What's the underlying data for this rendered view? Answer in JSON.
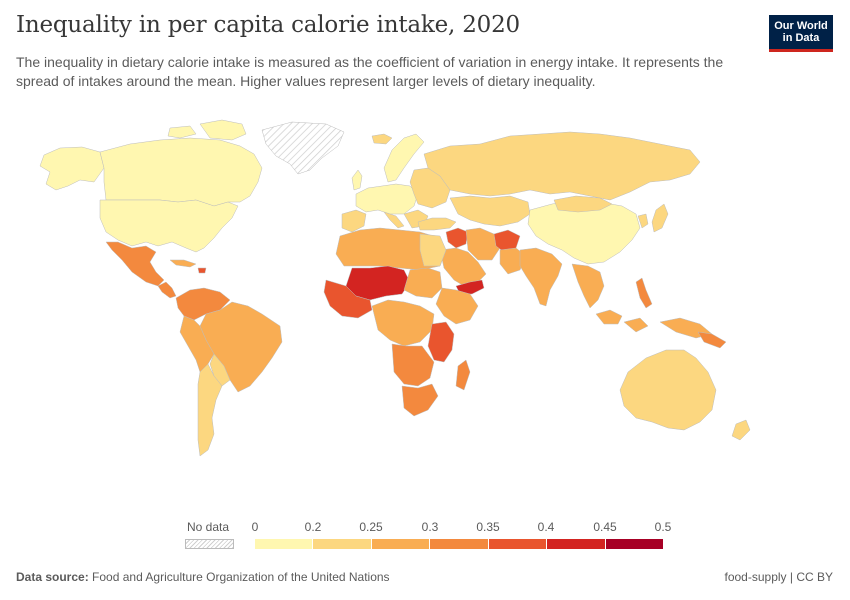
{
  "header": {
    "title": "Inequality in per capita calorie intake, 2020",
    "subtitle": "The inequality in dietary calorie intake is measured as the coefficient of variation in energy intake. It represents the spread of intakes around the mean. Higher values represent larger levels of dietary inequality.",
    "logo_line1": "Our World",
    "logo_line2": "in Data"
  },
  "legend": {
    "no_data_label": "No data",
    "ticks": [
      "0",
      "0.2",
      "0.25",
      "0.3",
      "0.35",
      "0.4",
      "0.45",
      "0.5"
    ],
    "bin_colors": [
      "#fff7b0",
      "#fcd780",
      "#f9ad53",
      "#f3893e",
      "#e9552e",
      "#d32421",
      "#a70025"
    ]
  },
  "footer": {
    "source_label": "Data source:",
    "source_text": "Food and Agriculture Organization of the United Nations",
    "license": "food-supply | CC BY"
  },
  "map_colors": {
    "ocean": "#ffffff",
    "border": "#cfcfcf",
    "no_data_hatch": "#cfcfcf"
  }
}
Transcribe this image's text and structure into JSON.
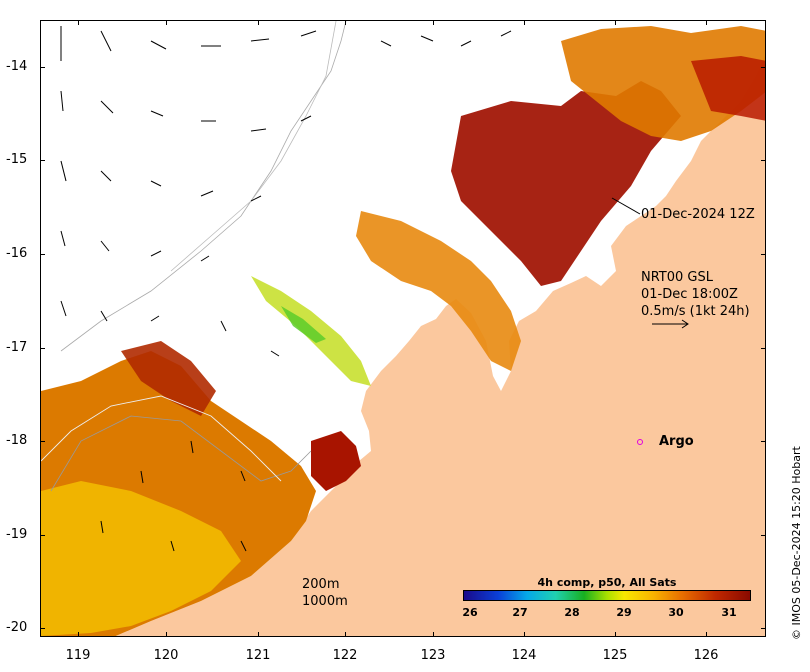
{
  "map": {
    "y_axis_labels": [
      "-14",
      "-15",
      "-16",
      "-17",
      "-18",
      "-19",
      "-20"
    ],
    "x_axis_labels": [
      "119",
      "120",
      "121",
      "122",
      "123",
      "124",
      "125",
      "126"
    ],
    "date_label": "01-Dec-2024 12Z",
    "current_info": {
      "line1": "NRT00 GSL",
      "line2": "01-Dec 18:00Z",
      "line3": "0.5m/s (1kt 24h)"
    },
    "argo_label": "Argo",
    "depth_contours": {
      "shallow": "200m",
      "deep": "1000m"
    },
    "colorbar": {
      "title": "4h comp, p50, All Sats",
      "ticks": [
        "26",
        "27",
        "28",
        "29",
        "30",
        "31"
      ]
    },
    "credit": "© IMOS 05-Dec-2024 15:20 Hobart",
    "colors": {
      "land": "#fbc89e",
      "argo": "#e000e0",
      "sst_hot": "#a01000",
      "sst_warm": "#e07a00",
      "sst_mid": "#f2c400",
      "sst_cool": "#8fdc2a"
    }
  }
}
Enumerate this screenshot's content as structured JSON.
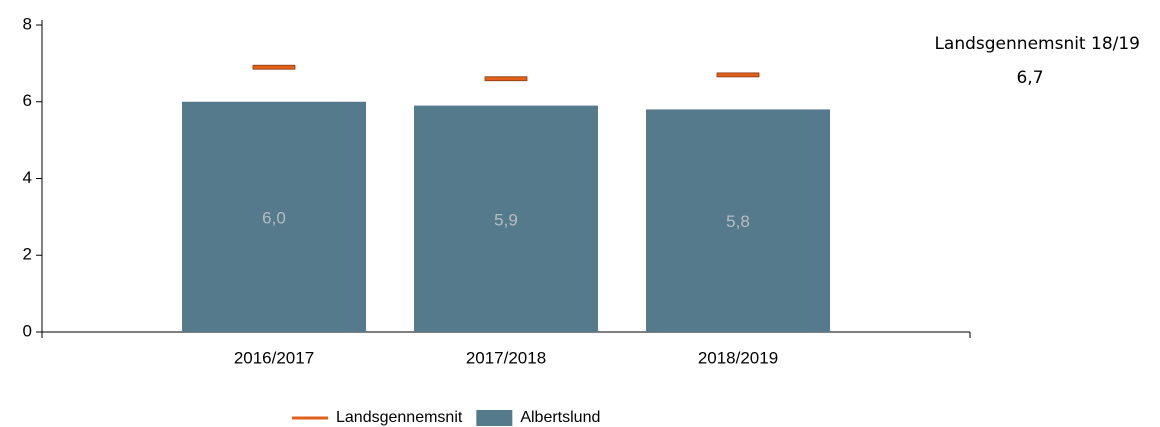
{
  "chart_data": {
    "type": "bar",
    "categories": [
      "2016/2017",
      "2017/2018",
      "2018/2019"
    ],
    "series": [
      {
        "name": "Landsgennemsnit",
        "color": "#e0601c",
        "mark": "dash",
        "values": [
          6.9,
          6.6,
          6.7
        ]
      },
      {
        "name": "Albertslund",
        "color": "#557a8c",
        "mark": "bar",
        "values": [
          6.0,
          5.9,
          5.8
        ],
        "value_labels": [
          "6,0",
          "5,9",
          "5,8"
        ]
      }
    ],
    "ylim": [
      0,
      8
    ],
    "yticks": [
      0,
      2,
      4,
      6,
      8
    ],
    "annotations": [
      "Landsgennemsnit 18/19",
      "6,7"
    ]
  }
}
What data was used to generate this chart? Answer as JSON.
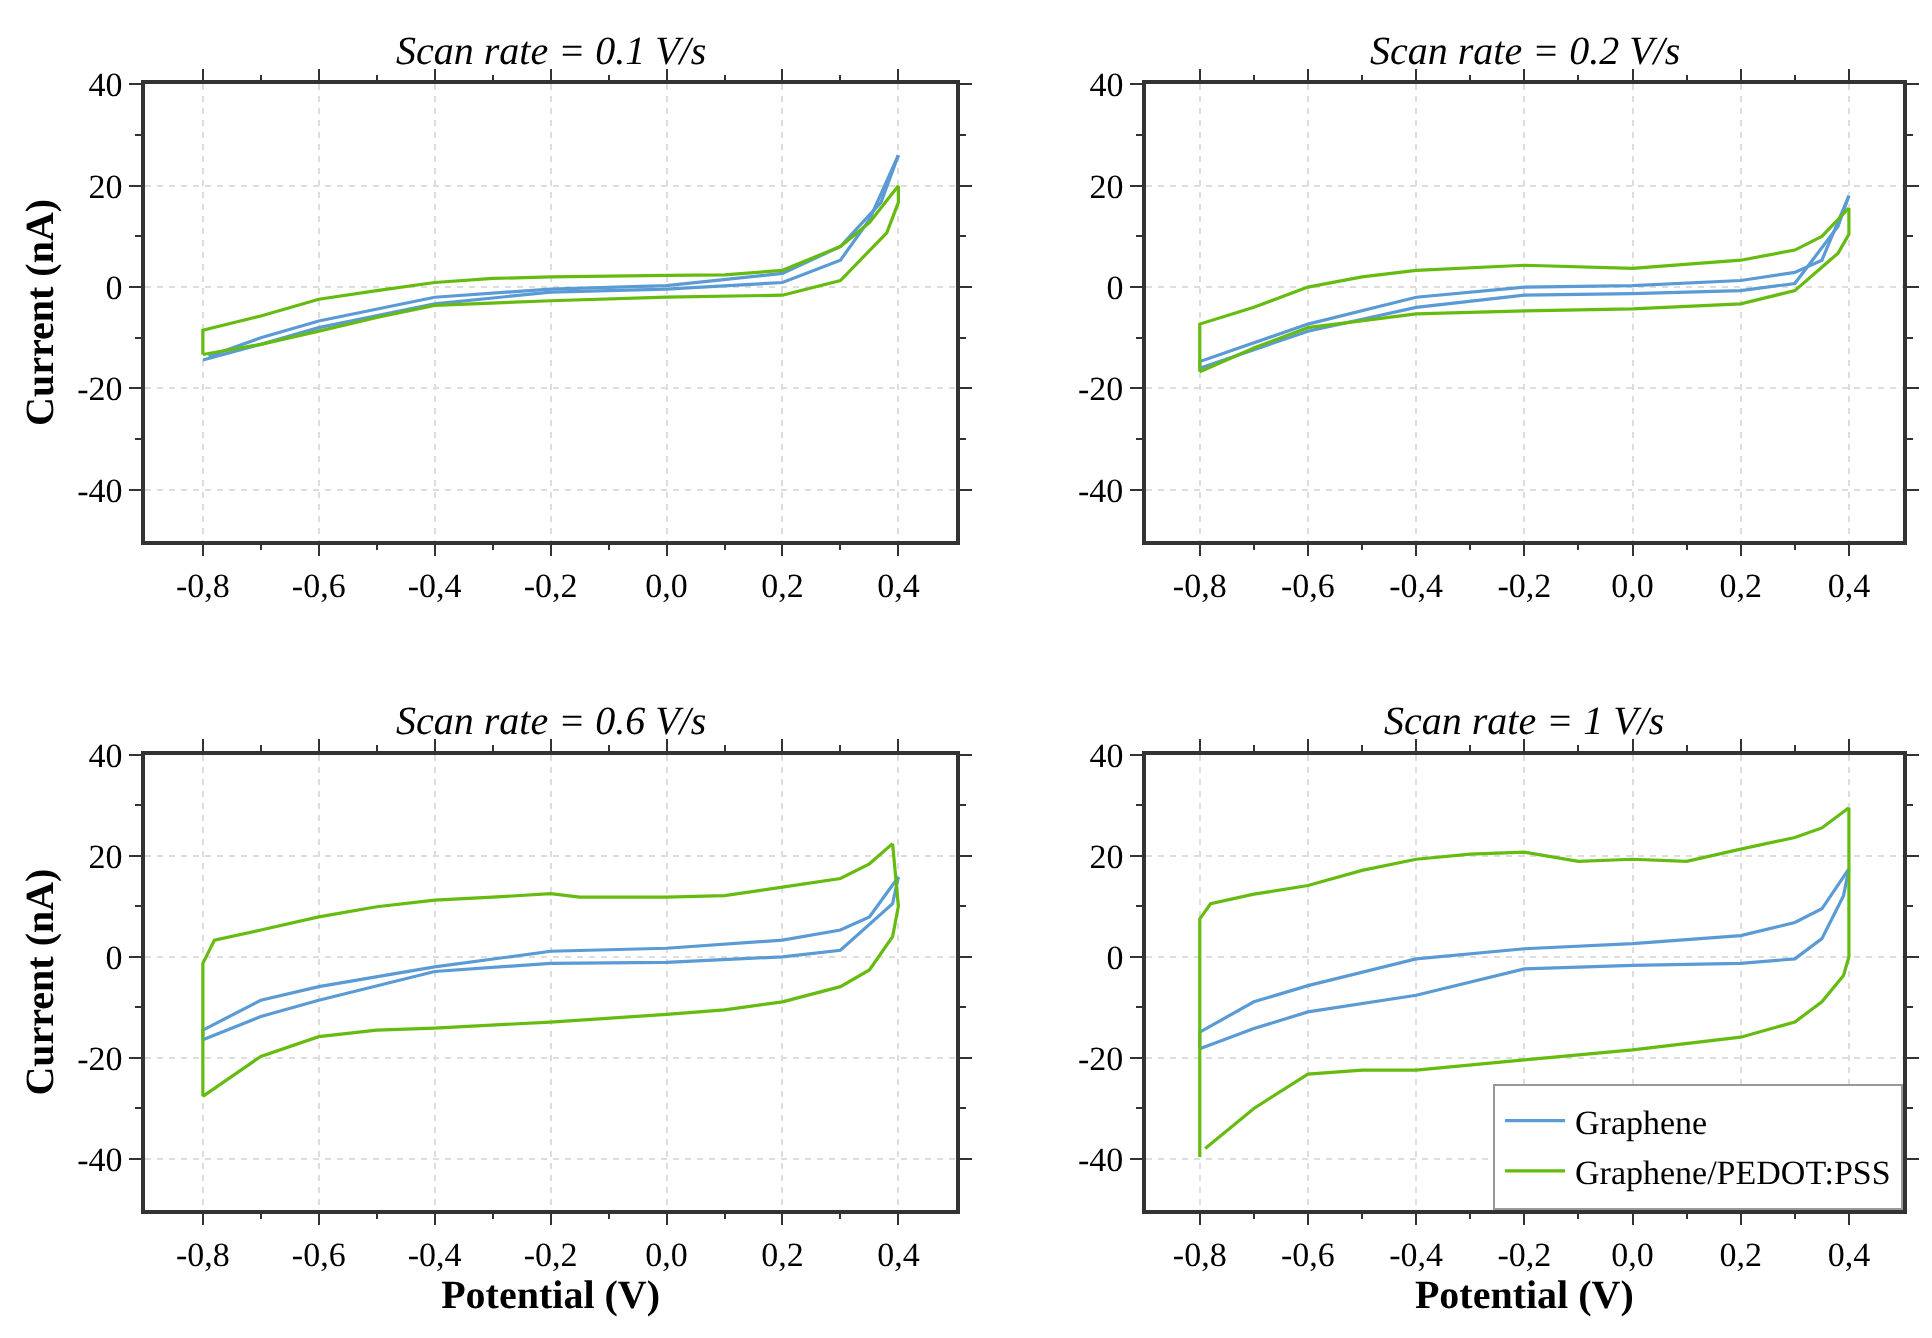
═══
Write the material out again exactly as it appears, dropping the pictures.

CORRECT RESPONSE:
What's the underlying data for this rendered view? Answer in JSON.
{
  "header": {
    "title": "Inequality in per capita calorie intake, 2020",
    "subtitle": "The inequality in dietary calorie intake is measured as the coefficient of variation in energy intake. It represents the spread of intakes around the mean. Higher values represent larger levels of dietary inequality.",
    "logo_line1": "Our World",
    "logo_line2": "in Data"
  },
  "legend": {
    "no_data_label": "No data",
    "ticks": [
      "0",
      "0.2",
      "0.25",
      "0.3",
      "0.35",
      "0.4",
      "0.45",
      "0.5"
    ],
    "bin_colors": [
      "#fff7b0",
      "#fcd780",
      "#f9ad53",
      "#f3893e",
      "#e9552e",
      "#d32421",
      "#a70025"
    ]
  },
  "footer": {
    "source_label": "Data source:",
    "source_text": "Food and Agriculture Organization of the United Nations",
    "license": "food-supply | CC BY"
  },
  "map_colors": {
    "ocean": "#ffffff",
    "border": "#cfcfcf",
    "no_data_hatch": "#cfcfcf"
  }
}
Transcribe this image's text and structure into JSON.
{
  "map": {
    "y_axis_labels": [
      "-14",
      "-15",
      "-16",
      "-17",
      "-18",
      "-19",
      "-20"
    ],
    "x_axis_labels": [
      "119",
      "120",
      "121",
      "122",
      "123",
      "124",
      "125",
      "126"
    ],
    "date_label": "01-Dec-2024 12Z",
    "current_info": {
      "line1": "NRT00 GSL",
      "line2": "01-Dec 18:00Z",
      "line3": "0.5m/s (1kt 24h)"
    },
    "argo_label": "Argo",
    "depth_contours": {
      "shallow": "200m",
      "deep": "1000m"
    },
    "colorbar": {
      "title": "4h comp, p50, All Sats",
      "ticks": [
        "26",
        "27",
        "28",
        "29",
        "30",
        "31"
      ]
    },
    "credit": "© IMOS 05-Dec-2024 15:20 Hobart",
    "colors": {
      "land": "#fbc89e",
      "argo": "#e000e0",
      "sst_hot": "#a01000",
      "sst_warm": "#e07a00",
      "sst_mid": "#f2c400",
      "sst_cool": "#8fdc2a"
    }
  }
}
Enumerate this screenshot's content as structured JSON.
{
  "chart_data": {
    "type": "bar",
    "categories": [
      "2016/2017",
      "2017/2018",
      "2018/2019"
    ],
    "series": [
      {
        "name": "Landsgennemsnit",
        "color": "#e0601c",
        "mark": "dash",
        "values": [
          6.9,
          6.6,
          6.7
        ]
      },
      {
        "name": "Albertslund",
        "color": "#557a8c",
        "mark": "bar",
        "values": [
          6.0,
          5.9,
          5.8
        ],
        "value_labels": [
          "6,0",
          "5,9",
          "5,8"
        ]
      }
    ],
    "ylim": [
      0,
      8
    ],
    "yticks": [
      0,
      2,
      4,
      6,
      8
    ],
    "annotations": [
      "Landsgennemsnit 18/19",
      "6,7"
    ]
  }
}
What data was used to generate this chart? Answer as JSON.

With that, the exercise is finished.